What is asked >> Return every line below in which "hast" appears.
◆ ◆ ◆ ◆ ◆
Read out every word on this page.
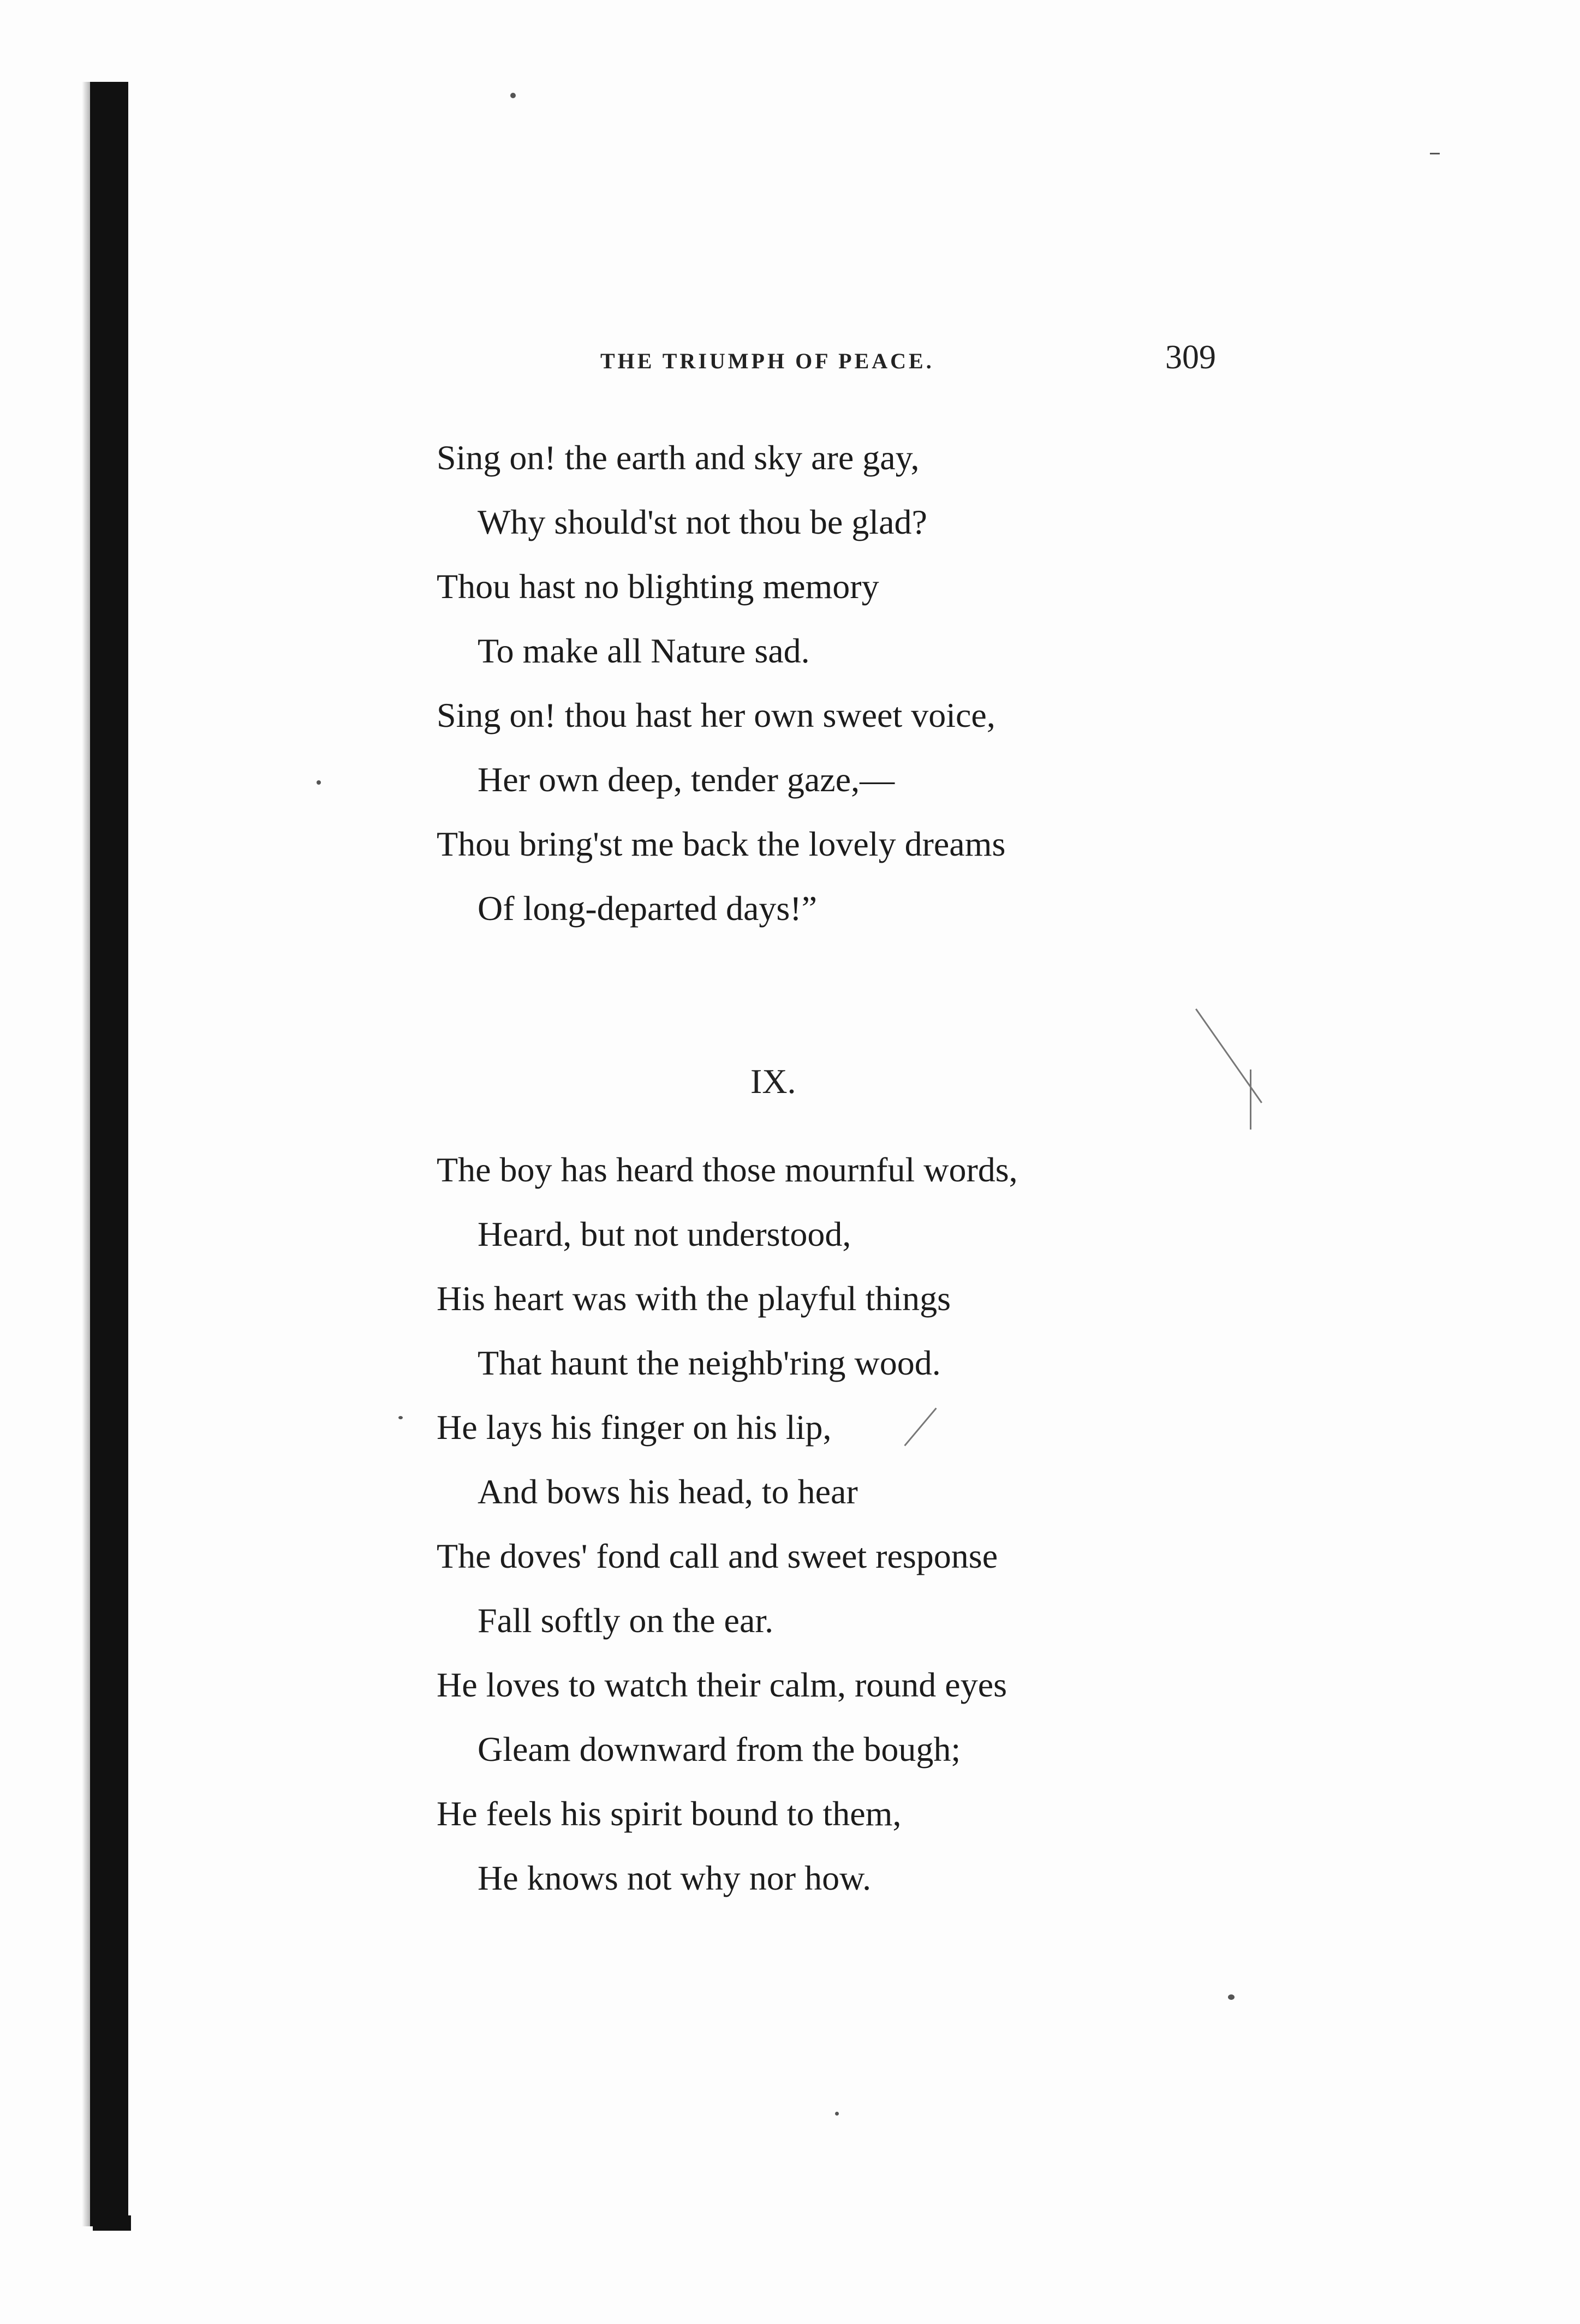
THE TRIUMPH OF PEACE.	309
Sing on! the earth and sky are gay,
Why should'st not thou be glad?
Thou hast no blighting memory
To make all Nature sad.
Sing on! thou hast her own sweet voice,
Her own deep, tender gaze,—
Thou bring'st me back the lovely dreams
Of long-departed days!”
IX.
The boy has heard those mournful words,
Heard, but not understood,
His heart was with the playful things
That haunt the neighb'ring wood.
He lays his finger on his lip,
And bows his head, to hear
The doves' fond call and sweet response
Fall softly on the ear.
He loves to watch their calm, round eyes
Gleam downward from the bough;
He feels his spirit bound to them,
He knows not why nor how.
◆ ◆ ◆ ◆ ◆
Final answer >>
Thou hast no blighting memory
Sing on! thou hast her own sweet voice,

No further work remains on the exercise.